> [REQUIREMENT]
The records that follow are to be transcribed in full, without their images.

> [Data records]
-- START --
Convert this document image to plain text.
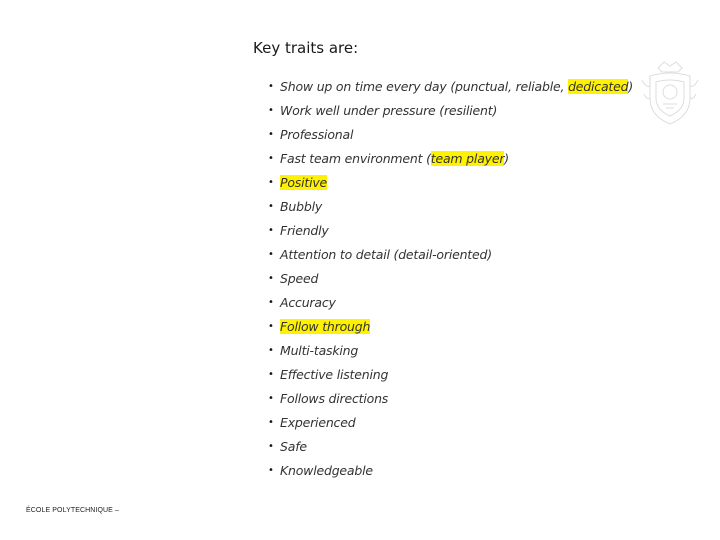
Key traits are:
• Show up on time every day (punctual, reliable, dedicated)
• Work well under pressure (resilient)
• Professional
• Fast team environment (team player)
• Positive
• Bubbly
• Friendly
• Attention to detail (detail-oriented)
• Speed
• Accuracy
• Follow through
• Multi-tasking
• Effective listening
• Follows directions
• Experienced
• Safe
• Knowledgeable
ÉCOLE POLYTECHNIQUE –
-- END --
> [CORRECT RESULT]
Convert this document image to plain text.
Key traits are:
• Show up on time every day (punctual, reliable, dedicated)
• Work well under pressure (resilient)
• Professional
• Fast team environment (team player)
• Positive
• Bubbly
• Friendly
• Attention to detail (detail-oriented)
• Speed
• Accuracy
• Follow through
• Multi-tasking
• Effective listening
• Follows directions
• Experienced
• Safe
• Knowledgeable
ÉCOLE POLYTECHNIQUE –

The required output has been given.